#### SOURCE RECORDS ####
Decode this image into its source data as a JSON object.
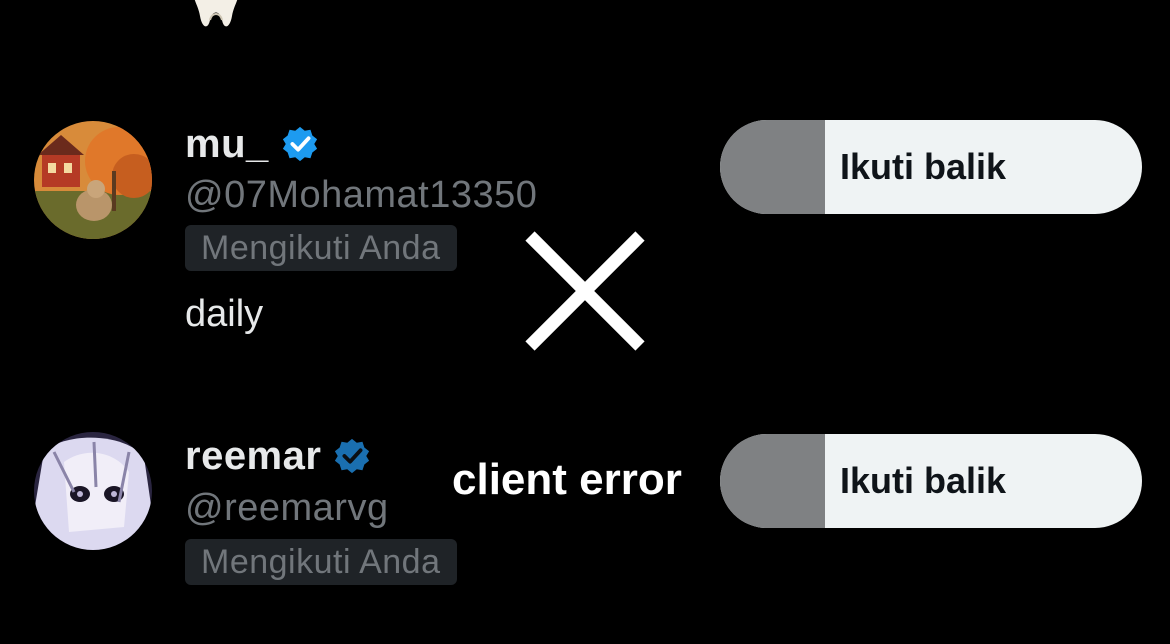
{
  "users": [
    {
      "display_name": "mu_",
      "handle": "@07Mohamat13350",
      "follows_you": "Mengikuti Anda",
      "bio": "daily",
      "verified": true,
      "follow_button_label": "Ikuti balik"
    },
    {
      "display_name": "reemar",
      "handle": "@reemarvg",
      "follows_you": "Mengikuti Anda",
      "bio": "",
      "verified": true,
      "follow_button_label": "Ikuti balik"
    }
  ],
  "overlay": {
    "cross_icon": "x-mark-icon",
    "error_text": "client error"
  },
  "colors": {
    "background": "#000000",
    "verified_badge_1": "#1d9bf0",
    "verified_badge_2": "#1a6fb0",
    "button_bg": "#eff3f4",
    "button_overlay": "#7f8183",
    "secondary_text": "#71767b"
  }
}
####
**PROBLEM REQUIREMENTS**
Reproduce the data verbatim. Do not carry any picture into the copy.

**CORRECT ANSWER**
Decode this image into its source data as a JSON object.
{
  "users": [
    {
      "display_name": "mu_",
      "handle": "@07Mohamat13350",
      "follows_you": "Mengikuti Anda",
      "bio": "daily",
      "verified": true,
      "follow_button_label": "Ikuti balik"
    },
    {
      "display_name": "reemar",
      "handle": "@reemarvg",
      "follows_you": "Mengikuti Anda",
      "bio": "",
      "verified": true,
      "follow_button_label": "Ikuti balik"
    }
  ],
  "overlay": {
    "cross_icon": "x-mark-icon",
    "error_text": "client error"
  },
  "colors": {
    "background": "#000000",
    "verified_badge_1": "#1d9bf0",
    "verified_badge_2": "#1a6fb0",
    "button_bg": "#eff3f4",
    "button_overlay": "#7f8183",
    "secondary_text": "#71767b"
  }
}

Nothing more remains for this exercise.